====== EXERCISE DATA

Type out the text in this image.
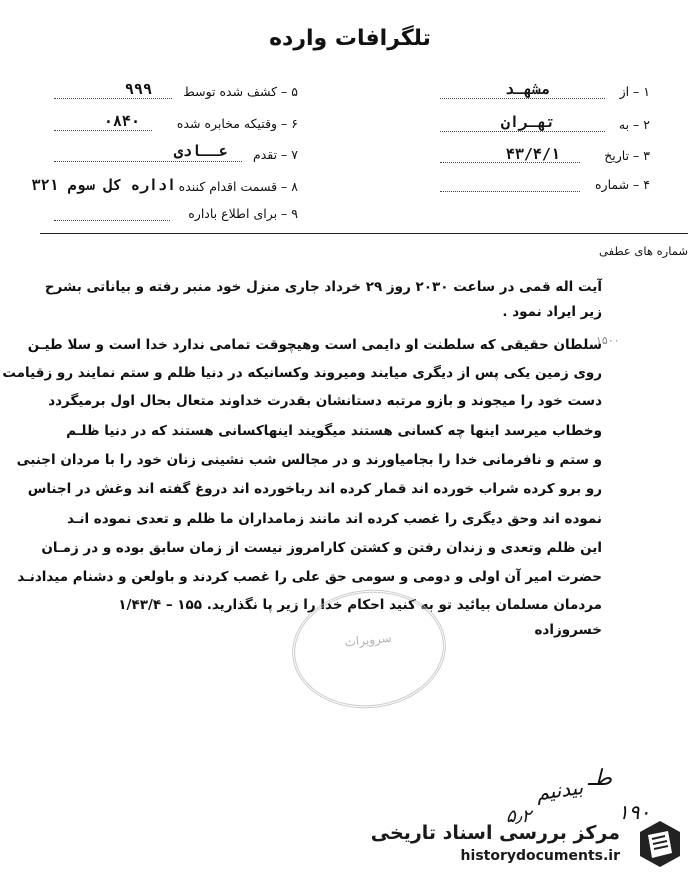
تلگرافات وارده
۱ – از
مشهـد
۲ – به
تهـران
۳ – تاریخ
۴۳/۴/۱
۴ – شماره
۵ – کشف شده توسط
۹۹۹
۶ – وقتیکه مخابره شده
۰۸۴۰
۷ – تقدم
عــادی
۸ – قسمت اقدام کننده
اداره کل سوم ۳۲۱
۹ – برای اطلاع باداره
شماره های عطفی
آیت اله قمی در ساعت ۲۰۳۰ روز ۲۹ خرداد جاری منزل خود منبر رفته و بیاناتی بشرح
زیر ایراد نمود .
سلطان حقیقی که سلطنت او دایمی است وهیچوقت تمامی ندارد خدا است و سلا طیـن
روی زمین یکی پس از دیگری میایند ومیروند وکسانیکه در دنیا ظلم و ستم نمایند رو زقیامت
دست خود را میجوند و بازو مرتبه دستانشان بقدرت خداوند متعال بحال اول برمیگردد
وخطاب میرسد اینها چه کسانی هستند میگویند اینهاکسانی هستند که در دنیا ظلـم
و ستم و نافرمانی خدا را بجامیاورند و در مجالس شب نشینی زنان خود را با مردان اجنبی
رو برو کرده شراب خورده اند قمار کرده اند رباخورده اند دروغ گفته اند وغش در اجناس
نموده اند وحق دیگری را غصب کرده اند مانند زمامداران ما ظلم و تعدی نموده انـد
این ظلم وتعدی و زندان رفتن و کشتن کارامروز نیست از زمان سابق بوده و در زمـان
حضرت امیر آن اولی و دومی و سومی حق علی را غصب کردند و باولعن و دشنام میدادنـد
مردمان مسلمان بیائید تو به کنید احکام خدا را زیر پا نگذارید. ۱۵۵ – ۱/۴۳/۴
خسروزاده
۱۵۰۰
سرویراث
طـ
بیدنیم
۱۹۰
۵٫۲
مرکز بررسی اسناد تاریخی
historydocuments.ir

============

STATED EXERCISE:
Output the entries above exactly, without their pictures.

SOLUTION:
Type out the text in this image.
تلگرافات وارده
۱ – از
مشهـد
۲ – به
تهـران
۳ – تاریخ
۴۳/۴/۱
۴ – شماره
۵ – کشف شده توسط
۹۹۹
۶ – وقتیکه مخابره شده
۰۸۴۰
۷ – تقدم
عــادی
۸ – قسمت اقدام کننده
اداره کل سوم ۳۲۱
۹ – برای اطلاع باداره
شماره های عطفی
آیت اله قمی در ساعت ۲۰۳۰ روز ۲۹ خرداد جاری منزل خود منبر رفته و بیاناتی بشرح
زیر ایراد نمود .
سلطان حقیقی که سلطنت او دایمی است وهیچوقت تمامی ندارد خدا است و سلا طیـن
روی زمین یکی پس از دیگری میایند ومیروند وکسانیکه در دنیا ظلم و ستم نمایند رو زقیامت
دست خود را میجوند و بازو مرتبه دستانشان بقدرت خداوند متعال بحال اول برمیگردد
وخطاب میرسد اینها چه کسانی هستند میگویند اینهاکسانی هستند که در دنیا ظلـم
و ستم و نافرمانی خدا را بجامیاورند و در مجالس شب نشینی زنان خود را با مردان اجنبی
رو برو کرده شراب خورده اند قمار کرده اند رباخورده اند دروغ گفته اند وغش در اجناس
نموده اند وحق دیگری را غصب کرده اند مانند زمامداران ما ظلم و تعدی نموده انـد
این ظلم وتعدی و زندان رفتن و کشتن کارامروز نیست از زمان سابق بوده و در زمـان
حضرت امیر آن اولی و دومی و سومی حق علی را غصب کردند و باولعن و دشنام میدادنـد
مردمان مسلمان بیائید تو به کنید احکام خدا را زیر پا نگذارید. ۱۵۵ – ۱/۴۳/۴
خسروزاده
۱۵۰۰
سرویراث
طـ
بیدنیم
۱۹۰
۵٫۲
مرکز بررسی اسناد تاریخی
historydocuments.ir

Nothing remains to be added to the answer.